---- Records for this task

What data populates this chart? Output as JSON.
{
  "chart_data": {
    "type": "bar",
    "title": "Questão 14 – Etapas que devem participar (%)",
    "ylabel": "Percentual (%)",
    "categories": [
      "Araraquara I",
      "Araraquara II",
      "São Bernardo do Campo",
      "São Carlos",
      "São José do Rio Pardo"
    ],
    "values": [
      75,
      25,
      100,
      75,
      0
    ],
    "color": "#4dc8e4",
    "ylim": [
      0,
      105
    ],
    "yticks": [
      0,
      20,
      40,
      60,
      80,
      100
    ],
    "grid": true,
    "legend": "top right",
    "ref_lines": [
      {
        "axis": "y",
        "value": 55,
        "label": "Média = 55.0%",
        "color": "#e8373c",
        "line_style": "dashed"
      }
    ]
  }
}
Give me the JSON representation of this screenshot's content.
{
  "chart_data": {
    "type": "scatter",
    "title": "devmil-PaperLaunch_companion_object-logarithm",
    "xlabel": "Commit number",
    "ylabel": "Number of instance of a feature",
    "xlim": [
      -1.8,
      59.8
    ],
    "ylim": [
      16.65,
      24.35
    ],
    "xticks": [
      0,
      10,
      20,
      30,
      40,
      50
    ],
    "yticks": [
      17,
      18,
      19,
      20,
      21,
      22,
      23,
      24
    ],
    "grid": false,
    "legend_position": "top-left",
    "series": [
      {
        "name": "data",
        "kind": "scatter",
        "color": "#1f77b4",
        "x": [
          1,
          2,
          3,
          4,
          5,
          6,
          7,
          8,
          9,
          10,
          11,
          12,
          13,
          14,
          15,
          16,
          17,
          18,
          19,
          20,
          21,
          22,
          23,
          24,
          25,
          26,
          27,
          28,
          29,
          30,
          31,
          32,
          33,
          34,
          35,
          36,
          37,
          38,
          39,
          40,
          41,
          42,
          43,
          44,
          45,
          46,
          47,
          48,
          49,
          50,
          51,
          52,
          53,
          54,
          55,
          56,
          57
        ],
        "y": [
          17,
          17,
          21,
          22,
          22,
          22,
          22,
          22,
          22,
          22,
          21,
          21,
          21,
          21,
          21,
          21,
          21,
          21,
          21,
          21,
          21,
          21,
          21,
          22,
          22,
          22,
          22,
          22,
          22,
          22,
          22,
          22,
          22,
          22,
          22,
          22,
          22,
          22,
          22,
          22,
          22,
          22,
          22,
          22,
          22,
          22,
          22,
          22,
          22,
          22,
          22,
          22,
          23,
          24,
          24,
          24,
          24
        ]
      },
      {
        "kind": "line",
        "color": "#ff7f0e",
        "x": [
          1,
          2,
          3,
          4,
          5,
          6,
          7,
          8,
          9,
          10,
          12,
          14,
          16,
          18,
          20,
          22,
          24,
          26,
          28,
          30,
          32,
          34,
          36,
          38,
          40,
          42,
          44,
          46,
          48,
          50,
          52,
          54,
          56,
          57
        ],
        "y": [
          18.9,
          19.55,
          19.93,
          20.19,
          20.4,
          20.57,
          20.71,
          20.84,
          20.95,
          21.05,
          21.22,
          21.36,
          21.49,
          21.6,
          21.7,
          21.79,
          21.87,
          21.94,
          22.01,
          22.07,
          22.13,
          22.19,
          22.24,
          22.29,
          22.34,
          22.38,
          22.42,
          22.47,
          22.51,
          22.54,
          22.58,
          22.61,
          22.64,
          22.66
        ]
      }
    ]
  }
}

--------

* **Goal**
Locate each line containing the string "color" and show it.

* **Exercise result**
    "color": "#4dc8e4",
        "color": "#e8373c",
        "color": "#1f77b4",
        "color": "#ff7f0e",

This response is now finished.